TO-DO LIST ->
1 - According to the budget article, what single CenVAT duty were excise duties rationalized to?
2 - Translate this sentence from the budget article into Spanish: "On the hardware side, the Finance Minister had much more to say."
3 - Continue the article on the budget's effect on the IT and hardware industry from where it stops.

-- BEGIN READING PASSAGE --

Also the Finance Minister made no mention of the industry's demand of the taxation on ESOP. Comments Dr V Chandrasekaran, MD, Pentamedia Graphics, "That there was no announcement on ESOP, that the industry has been awaiting, has been a disappointment."

On the hardware side, the Finance Minister had much more to say. First was the change in the structure of customs duties in many of the hardware components. Also was the rationalization of the excise duties to a single CenVAT duty of 16 percent. According to Vinnie Mehta, Director, MAIT, "The budget will increase the duty differential between finished goods and imported components and this will foster local manufacturing." Agrees Balu Doraisamy, MD, Compaq India, "The budget will provide an advantage to those assembling and manufacturing systems within the country." However, Somnath Chaterjee, Secretary General, ELCINA, differs, "The local manufacturers are not excited about the budget. We were expecting a package but the Finance Minister has offered on piecemeal basis." He further adds that to foster local manufacturing the government have been promising the implementation of the hardware panel reports but not even minute tinkering has been done with the same. Also capital goods have not been touched by the budget which could promote local manufacturing. Also the duty cuts are not going to translate huge gains for the customers as the price of fully imported system will be marginally affected by about half a percent and that of locally manufactured by about 3-4 per cent. Agrees Ravi Aggrawal, VP, HP India, "There is not much difference going to be in the price level of the final product but it could bring in some problems for the grey market players."

-- END READING PASSAGE --
-- BEGIN STORED ROWS --

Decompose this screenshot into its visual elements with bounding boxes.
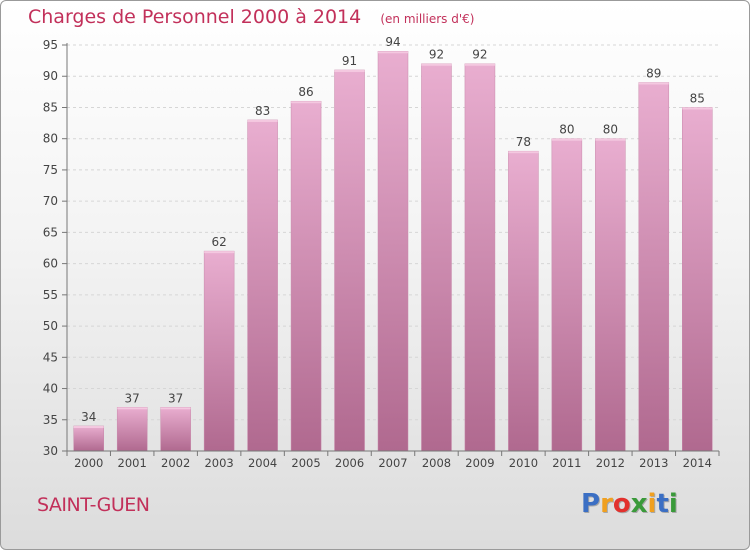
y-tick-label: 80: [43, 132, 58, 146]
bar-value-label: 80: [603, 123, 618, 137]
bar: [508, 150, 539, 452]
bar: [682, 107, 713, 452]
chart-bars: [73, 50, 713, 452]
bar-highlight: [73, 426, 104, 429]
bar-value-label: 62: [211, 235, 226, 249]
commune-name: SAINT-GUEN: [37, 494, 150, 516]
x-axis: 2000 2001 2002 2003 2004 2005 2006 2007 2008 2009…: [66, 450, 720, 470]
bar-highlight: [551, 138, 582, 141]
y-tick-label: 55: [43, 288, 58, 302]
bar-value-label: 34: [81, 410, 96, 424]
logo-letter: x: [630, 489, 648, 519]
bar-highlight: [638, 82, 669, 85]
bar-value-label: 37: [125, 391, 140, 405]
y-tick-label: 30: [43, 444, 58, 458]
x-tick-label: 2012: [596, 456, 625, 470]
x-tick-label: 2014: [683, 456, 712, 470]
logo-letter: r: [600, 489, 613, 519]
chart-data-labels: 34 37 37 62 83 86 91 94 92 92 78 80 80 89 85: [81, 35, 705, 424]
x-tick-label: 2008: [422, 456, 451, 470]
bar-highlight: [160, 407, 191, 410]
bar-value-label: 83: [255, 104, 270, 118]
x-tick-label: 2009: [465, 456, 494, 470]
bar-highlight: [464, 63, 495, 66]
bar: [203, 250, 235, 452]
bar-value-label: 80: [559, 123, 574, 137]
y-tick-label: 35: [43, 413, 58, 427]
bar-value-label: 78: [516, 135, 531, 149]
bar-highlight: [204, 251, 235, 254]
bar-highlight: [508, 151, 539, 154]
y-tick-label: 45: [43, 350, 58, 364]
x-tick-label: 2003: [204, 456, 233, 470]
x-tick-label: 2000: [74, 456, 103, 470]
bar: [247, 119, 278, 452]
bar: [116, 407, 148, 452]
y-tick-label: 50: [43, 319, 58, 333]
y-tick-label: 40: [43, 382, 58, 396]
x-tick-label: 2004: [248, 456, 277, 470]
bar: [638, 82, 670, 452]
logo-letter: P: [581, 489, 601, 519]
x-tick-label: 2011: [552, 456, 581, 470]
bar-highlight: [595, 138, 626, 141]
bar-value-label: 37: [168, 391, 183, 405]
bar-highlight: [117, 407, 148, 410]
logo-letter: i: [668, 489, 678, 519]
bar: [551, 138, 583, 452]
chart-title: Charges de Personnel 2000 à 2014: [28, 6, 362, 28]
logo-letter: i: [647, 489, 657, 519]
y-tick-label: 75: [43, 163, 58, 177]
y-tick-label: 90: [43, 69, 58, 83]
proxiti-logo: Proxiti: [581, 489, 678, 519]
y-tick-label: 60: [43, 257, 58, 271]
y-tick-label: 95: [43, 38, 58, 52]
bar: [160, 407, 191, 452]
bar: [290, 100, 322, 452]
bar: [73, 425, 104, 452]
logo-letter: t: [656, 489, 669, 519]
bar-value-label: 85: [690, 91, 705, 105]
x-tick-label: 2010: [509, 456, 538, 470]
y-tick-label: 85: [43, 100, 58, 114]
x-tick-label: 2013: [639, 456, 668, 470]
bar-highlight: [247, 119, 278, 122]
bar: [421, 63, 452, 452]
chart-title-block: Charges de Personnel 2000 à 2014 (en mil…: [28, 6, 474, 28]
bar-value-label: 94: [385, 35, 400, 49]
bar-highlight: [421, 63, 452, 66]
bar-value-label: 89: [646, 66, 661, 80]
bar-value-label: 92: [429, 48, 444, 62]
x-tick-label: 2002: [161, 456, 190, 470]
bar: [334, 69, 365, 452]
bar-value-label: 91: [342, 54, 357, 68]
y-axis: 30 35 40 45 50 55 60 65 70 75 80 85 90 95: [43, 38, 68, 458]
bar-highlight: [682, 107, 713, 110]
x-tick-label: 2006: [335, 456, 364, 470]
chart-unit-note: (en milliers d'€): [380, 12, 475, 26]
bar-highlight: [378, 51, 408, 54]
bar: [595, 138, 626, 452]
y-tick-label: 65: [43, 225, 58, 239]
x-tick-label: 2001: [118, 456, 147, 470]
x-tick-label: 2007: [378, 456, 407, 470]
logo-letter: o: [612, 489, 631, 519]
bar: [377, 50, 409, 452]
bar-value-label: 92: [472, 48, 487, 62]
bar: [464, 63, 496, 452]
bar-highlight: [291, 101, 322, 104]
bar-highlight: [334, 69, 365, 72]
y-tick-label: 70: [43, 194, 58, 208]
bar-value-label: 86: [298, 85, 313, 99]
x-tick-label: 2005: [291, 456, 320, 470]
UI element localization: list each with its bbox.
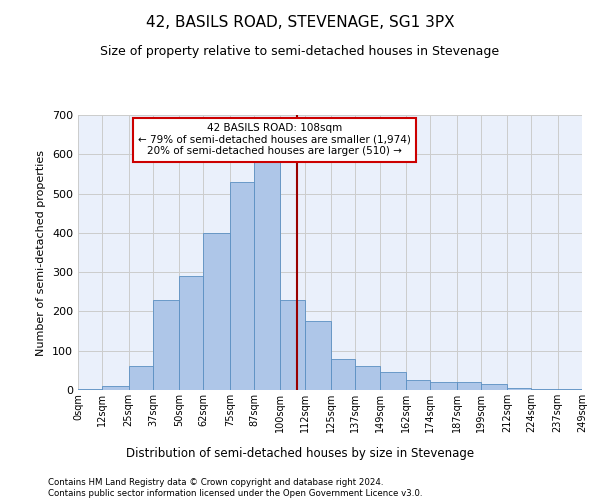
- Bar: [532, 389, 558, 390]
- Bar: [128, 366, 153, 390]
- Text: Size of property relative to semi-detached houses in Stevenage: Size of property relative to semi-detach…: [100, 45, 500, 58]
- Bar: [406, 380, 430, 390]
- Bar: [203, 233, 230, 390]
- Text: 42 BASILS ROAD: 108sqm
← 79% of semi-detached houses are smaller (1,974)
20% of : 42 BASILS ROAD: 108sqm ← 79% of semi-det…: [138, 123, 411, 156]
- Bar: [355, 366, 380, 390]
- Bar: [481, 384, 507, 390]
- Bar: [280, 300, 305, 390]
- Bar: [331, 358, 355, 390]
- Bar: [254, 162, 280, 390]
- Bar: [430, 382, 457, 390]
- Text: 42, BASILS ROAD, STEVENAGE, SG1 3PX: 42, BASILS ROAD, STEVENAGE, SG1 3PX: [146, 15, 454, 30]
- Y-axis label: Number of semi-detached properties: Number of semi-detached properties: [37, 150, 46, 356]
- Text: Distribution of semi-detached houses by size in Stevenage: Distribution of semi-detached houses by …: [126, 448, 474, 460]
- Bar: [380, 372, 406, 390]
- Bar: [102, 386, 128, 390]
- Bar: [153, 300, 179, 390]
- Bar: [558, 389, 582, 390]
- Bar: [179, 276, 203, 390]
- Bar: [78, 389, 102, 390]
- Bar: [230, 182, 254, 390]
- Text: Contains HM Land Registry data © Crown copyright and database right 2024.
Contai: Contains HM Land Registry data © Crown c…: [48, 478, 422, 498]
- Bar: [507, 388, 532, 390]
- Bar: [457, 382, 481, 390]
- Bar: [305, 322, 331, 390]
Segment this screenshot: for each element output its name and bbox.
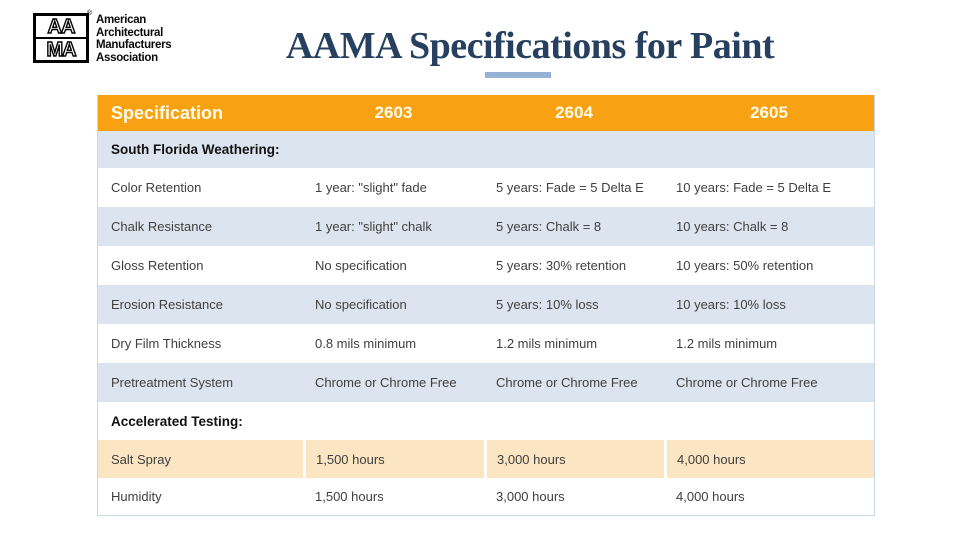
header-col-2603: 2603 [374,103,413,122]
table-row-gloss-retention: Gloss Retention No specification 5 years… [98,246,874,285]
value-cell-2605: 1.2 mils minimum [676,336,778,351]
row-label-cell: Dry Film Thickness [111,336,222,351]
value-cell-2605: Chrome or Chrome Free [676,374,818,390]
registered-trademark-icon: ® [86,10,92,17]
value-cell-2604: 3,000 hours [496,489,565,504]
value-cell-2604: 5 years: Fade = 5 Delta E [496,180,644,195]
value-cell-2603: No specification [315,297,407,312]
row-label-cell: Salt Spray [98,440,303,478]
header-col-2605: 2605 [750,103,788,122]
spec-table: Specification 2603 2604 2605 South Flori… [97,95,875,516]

-- END STORED ROWS --

ANSWERS FOR THE EXERCISE ->
1 - A single CenVAT duty of 16 percent.

2 - En el lado del hardware, el ministro de Finanzas tuvo mucho más que decir.

3 -
However, the extension of SAD on traded goods offset the reduction in duties, and there is not much change expected in these prices. Comments Raj Saraf, CMD, Zenith Computers, "The impact on trading companies which at present comes under the SAD will not be much since duty for many components has been reduced to zero." Differs Manish Aggrawal, Director (Marketing), Vintron Informatics, "We welcome the fact that the Special Additional Duty (SAD) has been extended to the traders as well. Apart from everything else, this will help us manufacturers in improving our bottomlines."

The budget also announced the rationalization of the excise structure from the previous three levels of 8, 16 and 24 per cent to a single 16 per cent CenVAT. Says Gopal Srinivasan, MD, TVS Electronics, "It used to be a lot of un-productive work that was going on earlier, all of which is eliminated by this simplification."



However, this is not going to affect the industry. On the other hand, it is going to nullify the reduction in custom duties to some extent. Agrees Saket Kapoor, Director, Computer Vision, "But the fact that the excise duty has been raised to 16 percent flat, will to some extent nullify the reduction in the customs duty."